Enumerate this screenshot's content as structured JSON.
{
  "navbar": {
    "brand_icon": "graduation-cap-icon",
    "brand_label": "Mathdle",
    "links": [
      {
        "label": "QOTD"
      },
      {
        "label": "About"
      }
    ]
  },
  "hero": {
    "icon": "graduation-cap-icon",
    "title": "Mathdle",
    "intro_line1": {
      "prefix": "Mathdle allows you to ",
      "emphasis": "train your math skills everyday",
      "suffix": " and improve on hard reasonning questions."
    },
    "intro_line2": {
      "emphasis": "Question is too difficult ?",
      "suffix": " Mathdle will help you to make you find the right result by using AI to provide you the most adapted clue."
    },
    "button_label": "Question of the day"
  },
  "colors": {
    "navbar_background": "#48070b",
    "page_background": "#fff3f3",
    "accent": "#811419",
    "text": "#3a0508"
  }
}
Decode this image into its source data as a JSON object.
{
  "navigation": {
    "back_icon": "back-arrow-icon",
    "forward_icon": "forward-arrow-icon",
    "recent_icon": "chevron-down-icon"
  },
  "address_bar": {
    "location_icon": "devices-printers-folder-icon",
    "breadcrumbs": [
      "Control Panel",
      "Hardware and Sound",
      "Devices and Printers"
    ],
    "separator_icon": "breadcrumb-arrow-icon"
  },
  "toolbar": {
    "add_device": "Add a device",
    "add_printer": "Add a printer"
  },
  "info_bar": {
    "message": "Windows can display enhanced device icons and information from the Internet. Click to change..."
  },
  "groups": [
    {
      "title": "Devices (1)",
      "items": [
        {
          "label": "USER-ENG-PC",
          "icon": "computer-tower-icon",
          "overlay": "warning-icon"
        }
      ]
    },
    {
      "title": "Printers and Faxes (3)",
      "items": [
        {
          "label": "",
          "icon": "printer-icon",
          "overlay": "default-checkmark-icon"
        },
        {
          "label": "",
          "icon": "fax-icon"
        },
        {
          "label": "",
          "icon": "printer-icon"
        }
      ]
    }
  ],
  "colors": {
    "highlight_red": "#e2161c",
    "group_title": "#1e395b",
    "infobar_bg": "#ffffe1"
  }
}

------------------------------------------------------------

◆ Goal of the exercise: Set out the complete listing exactly as shown.

◆ Final result:
Enumerate this screenshot's content as structured JSON.
{
  "navbar": {
    "brand_icon": "graduation-cap-icon",
    "brand_label": "Mathdle",
    "links": [
      {
        "label": "QOTD"
      },
      {
        "label": "About"
      }
    ]
  },
  "hero": {
    "icon": "graduation-cap-icon",
    "title": "Mathdle",
    "intro_line1": {
      "prefix": "Mathdle allows you to ",
      "emphasis": "train your math skills everyday",
      "suffix": " and improve on hard reasonning questions."
    },
    "intro_line2": {
      "emphasis": "Question is too difficult ?",
      "suffix": " Mathdle will help you to make you find the right result by using AI to provide you the most adapted clue."
    },
    "button_label": "Question of the day"
  },
  "colors": {
    "navbar_background": "#48070b",
    "page_background": "#fff3f3",
    "accent": "#811419",
    "text": "#3a0508"
  }
}
Decode this image into its source data as a JSON object.
{
  "navigation": {
    "back_icon": "back-arrow-icon",
    "forward_icon": "forward-arrow-icon",
    "recent_icon": "chevron-down-icon"
  },
  "address_bar": {
    "location_icon": "devices-printers-folder-icon",
    "breadcrumbs": [
      "Control Panel",
      "Hardware and Sound",
      "Devices and Printers"
    ],
    "separator_icon": "breadcrumb-arrow-icon"
  },
  "toolbar": {
    "add_device": "Add a device",
    "add_printer": "Add a printer"
  },
  "info_bar": {
    "message": "Windows can display enhanced device icons and information from the Internet. Click to change..."
  },
  "groups": [
    {
      "title": "Devices (1)",
      "items": [
        {
          "label": "USER-ENG-PC",
          "icon": "computer-tower-icon",
          "overlay": "warning-icon"
        }
      ]
    },
    {
      "title": "Printers and Faxes (3)",
      "items": [
        {
          "label": "",
          "icon": "printer-icon",
          "overlay": "default-checkmark-icon"
        },
        {
          "label": "",
          "icon": "fax-icon"
        },
        {
          "label": "",
          "icon": "printer-icon"
        }
      ]
    }
  ],
  "colors": {
    "highlight_red": "#e2161c",
    "group_title": "#1e395b",
    "infobar_bg": "#ffffe1"
  }
}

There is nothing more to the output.